- [Required work]
Determine how many lines contain the string "active". Respond with that number and nothing more.

↓↓↓

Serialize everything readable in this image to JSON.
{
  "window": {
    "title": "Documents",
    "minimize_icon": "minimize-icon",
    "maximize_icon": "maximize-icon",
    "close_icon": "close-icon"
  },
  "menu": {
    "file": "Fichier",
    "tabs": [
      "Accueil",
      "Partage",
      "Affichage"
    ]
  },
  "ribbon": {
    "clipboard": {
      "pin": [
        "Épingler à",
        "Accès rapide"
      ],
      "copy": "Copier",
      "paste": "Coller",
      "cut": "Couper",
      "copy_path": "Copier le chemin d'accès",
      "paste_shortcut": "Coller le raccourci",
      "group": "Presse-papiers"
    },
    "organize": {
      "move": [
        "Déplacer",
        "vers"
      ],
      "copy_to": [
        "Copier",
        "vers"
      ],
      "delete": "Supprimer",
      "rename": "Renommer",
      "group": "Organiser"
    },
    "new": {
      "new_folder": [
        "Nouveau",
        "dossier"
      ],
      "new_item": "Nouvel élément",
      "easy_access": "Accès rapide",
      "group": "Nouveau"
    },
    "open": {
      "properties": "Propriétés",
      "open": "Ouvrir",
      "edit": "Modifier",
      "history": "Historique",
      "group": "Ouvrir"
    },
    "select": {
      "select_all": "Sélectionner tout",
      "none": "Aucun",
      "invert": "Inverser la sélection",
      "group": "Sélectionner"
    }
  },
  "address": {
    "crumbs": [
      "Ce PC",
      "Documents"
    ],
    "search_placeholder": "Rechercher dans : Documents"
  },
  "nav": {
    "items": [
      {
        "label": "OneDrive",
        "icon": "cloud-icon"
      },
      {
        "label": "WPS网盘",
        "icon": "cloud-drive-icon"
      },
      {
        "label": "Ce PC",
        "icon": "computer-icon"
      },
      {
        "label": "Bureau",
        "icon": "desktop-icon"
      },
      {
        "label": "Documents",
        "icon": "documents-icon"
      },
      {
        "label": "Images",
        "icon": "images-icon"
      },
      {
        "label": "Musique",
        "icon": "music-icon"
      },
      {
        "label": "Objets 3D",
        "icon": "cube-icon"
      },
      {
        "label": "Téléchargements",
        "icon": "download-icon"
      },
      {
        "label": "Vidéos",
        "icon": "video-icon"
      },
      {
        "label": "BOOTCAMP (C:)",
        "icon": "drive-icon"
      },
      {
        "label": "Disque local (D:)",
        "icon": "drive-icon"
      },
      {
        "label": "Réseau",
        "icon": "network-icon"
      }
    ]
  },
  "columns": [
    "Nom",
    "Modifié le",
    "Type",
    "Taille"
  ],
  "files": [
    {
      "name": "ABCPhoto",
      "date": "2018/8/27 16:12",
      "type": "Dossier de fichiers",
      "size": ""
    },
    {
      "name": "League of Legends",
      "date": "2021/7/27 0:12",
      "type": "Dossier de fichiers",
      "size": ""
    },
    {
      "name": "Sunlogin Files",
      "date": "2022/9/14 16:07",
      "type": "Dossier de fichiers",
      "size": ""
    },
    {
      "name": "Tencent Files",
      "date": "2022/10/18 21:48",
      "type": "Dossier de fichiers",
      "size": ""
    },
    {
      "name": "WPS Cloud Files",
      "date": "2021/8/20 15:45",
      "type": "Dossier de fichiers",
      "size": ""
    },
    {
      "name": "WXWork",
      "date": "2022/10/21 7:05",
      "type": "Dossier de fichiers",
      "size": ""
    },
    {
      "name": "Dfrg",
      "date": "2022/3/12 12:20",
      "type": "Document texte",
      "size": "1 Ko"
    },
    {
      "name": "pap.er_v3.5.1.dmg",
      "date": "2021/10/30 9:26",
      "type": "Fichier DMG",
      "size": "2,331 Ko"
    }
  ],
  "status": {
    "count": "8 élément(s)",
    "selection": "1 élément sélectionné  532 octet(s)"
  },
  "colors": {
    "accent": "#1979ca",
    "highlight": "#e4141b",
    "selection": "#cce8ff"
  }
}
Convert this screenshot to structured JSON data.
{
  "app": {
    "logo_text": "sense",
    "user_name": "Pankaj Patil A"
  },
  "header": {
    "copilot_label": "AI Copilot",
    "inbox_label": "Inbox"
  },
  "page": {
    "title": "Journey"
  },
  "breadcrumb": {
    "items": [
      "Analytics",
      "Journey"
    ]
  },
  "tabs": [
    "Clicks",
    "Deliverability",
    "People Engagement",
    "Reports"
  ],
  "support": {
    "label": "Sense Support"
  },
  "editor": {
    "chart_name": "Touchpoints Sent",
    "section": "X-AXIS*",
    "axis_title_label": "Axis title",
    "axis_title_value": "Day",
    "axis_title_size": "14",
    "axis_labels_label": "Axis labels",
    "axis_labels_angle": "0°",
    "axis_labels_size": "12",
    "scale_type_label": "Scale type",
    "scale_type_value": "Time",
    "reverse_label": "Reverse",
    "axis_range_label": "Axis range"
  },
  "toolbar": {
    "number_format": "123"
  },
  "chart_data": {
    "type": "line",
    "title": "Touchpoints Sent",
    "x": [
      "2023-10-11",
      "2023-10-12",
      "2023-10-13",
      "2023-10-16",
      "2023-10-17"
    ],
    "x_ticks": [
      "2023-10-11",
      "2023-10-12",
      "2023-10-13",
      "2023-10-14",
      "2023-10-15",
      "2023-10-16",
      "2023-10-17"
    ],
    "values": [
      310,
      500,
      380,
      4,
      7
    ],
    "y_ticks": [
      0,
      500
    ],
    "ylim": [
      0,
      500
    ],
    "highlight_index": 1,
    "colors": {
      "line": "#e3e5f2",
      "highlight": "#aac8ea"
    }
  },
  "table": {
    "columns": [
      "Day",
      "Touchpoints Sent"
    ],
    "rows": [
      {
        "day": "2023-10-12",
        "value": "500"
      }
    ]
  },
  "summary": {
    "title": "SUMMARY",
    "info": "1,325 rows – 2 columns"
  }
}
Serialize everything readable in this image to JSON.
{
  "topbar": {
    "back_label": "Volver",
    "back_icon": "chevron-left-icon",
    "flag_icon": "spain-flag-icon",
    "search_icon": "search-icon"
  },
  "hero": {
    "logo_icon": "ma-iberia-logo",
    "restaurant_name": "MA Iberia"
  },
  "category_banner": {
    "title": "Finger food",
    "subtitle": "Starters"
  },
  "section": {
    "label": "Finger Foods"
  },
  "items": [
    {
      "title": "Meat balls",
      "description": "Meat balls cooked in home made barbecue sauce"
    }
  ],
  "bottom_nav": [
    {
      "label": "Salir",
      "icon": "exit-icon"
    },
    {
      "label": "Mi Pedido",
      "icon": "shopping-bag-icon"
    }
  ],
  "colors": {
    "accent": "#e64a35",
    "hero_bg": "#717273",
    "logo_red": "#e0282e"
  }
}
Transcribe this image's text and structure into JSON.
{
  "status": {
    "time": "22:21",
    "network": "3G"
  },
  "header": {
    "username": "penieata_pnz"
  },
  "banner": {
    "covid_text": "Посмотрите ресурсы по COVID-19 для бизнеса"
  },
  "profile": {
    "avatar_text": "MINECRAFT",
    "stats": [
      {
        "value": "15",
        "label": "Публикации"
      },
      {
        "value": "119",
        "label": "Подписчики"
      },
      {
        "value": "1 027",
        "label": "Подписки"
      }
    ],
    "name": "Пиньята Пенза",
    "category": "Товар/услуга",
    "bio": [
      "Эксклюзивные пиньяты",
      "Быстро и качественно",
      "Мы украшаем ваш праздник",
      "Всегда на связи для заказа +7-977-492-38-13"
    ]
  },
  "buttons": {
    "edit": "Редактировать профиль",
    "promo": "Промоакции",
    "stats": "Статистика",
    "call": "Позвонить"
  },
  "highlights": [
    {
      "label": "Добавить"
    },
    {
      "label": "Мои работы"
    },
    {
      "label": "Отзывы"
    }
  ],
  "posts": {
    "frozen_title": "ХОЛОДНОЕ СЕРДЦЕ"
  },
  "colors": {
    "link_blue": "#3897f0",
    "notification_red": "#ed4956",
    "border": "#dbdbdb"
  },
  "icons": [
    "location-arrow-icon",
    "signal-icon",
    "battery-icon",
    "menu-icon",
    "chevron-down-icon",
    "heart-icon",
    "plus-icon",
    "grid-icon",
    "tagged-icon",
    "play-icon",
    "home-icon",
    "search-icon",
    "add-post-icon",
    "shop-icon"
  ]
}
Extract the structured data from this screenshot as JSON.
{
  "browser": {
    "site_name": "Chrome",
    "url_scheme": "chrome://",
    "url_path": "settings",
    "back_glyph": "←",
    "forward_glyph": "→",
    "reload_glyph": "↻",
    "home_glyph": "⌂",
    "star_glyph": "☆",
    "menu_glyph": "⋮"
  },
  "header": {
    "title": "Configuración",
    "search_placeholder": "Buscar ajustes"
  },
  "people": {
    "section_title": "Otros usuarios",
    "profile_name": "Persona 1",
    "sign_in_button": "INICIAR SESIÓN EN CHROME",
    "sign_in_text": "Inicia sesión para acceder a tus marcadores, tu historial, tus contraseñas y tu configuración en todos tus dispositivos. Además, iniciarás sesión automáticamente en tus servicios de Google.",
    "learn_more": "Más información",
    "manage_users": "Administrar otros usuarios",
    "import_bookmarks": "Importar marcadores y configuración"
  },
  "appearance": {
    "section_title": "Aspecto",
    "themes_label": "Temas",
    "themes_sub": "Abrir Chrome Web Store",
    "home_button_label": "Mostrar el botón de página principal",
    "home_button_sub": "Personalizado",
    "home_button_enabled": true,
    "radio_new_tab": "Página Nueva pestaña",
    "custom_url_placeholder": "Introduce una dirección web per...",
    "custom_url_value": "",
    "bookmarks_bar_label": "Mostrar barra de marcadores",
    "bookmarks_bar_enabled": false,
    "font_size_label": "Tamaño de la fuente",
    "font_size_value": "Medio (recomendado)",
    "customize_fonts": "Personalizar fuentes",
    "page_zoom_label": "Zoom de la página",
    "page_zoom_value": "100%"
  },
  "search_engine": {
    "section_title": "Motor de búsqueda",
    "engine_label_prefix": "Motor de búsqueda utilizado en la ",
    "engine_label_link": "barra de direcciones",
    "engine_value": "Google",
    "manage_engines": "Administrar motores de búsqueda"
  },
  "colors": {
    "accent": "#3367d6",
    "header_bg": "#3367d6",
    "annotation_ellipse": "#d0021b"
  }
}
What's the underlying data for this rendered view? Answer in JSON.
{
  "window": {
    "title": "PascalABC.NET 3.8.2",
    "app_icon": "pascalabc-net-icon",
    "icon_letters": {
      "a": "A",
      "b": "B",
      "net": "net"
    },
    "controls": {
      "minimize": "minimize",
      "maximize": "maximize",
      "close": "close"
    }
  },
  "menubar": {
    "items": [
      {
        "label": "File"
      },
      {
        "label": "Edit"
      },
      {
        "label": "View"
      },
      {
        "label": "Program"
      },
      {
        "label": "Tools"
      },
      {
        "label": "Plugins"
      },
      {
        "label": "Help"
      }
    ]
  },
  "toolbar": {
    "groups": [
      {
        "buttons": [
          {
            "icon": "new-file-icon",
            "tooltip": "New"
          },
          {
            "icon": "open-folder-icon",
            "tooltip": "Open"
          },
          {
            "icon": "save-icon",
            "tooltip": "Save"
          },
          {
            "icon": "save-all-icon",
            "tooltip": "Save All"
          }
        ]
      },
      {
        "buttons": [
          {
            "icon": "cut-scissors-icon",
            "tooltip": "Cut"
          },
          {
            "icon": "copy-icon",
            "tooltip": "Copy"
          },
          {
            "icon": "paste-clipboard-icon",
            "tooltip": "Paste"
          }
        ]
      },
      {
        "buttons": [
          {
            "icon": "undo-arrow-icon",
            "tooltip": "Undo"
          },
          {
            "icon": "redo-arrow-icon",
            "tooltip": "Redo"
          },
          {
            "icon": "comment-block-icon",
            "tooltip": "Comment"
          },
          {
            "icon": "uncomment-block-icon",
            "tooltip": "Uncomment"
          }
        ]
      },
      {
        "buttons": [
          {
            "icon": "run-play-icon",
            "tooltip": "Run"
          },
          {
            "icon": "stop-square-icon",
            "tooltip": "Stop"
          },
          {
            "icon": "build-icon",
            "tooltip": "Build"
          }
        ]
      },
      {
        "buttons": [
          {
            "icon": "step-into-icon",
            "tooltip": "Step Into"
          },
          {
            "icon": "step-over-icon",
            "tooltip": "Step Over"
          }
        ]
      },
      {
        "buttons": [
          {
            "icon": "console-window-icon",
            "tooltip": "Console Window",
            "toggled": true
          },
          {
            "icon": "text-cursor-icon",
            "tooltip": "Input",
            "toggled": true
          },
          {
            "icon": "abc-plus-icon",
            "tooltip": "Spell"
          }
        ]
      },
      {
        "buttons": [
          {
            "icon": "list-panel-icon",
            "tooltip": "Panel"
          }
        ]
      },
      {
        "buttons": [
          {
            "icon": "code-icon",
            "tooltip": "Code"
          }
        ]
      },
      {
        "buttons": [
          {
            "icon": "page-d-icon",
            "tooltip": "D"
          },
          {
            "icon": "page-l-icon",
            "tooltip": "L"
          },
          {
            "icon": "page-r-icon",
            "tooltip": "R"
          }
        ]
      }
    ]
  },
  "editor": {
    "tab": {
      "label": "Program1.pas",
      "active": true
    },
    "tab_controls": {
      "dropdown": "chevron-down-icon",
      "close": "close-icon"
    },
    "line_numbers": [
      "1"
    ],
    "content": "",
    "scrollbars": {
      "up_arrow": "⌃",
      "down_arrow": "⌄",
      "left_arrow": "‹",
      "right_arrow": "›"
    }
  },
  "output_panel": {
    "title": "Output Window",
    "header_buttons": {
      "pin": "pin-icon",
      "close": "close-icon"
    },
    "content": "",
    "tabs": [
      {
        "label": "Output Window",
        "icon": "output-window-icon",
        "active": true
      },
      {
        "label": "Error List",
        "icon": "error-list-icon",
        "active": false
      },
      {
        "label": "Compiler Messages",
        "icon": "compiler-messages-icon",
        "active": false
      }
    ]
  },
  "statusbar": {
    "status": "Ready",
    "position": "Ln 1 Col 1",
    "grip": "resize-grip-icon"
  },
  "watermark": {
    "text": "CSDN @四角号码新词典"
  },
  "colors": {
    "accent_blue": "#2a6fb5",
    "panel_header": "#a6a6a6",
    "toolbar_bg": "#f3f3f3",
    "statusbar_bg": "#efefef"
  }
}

↑↑↑

- [The reply]
4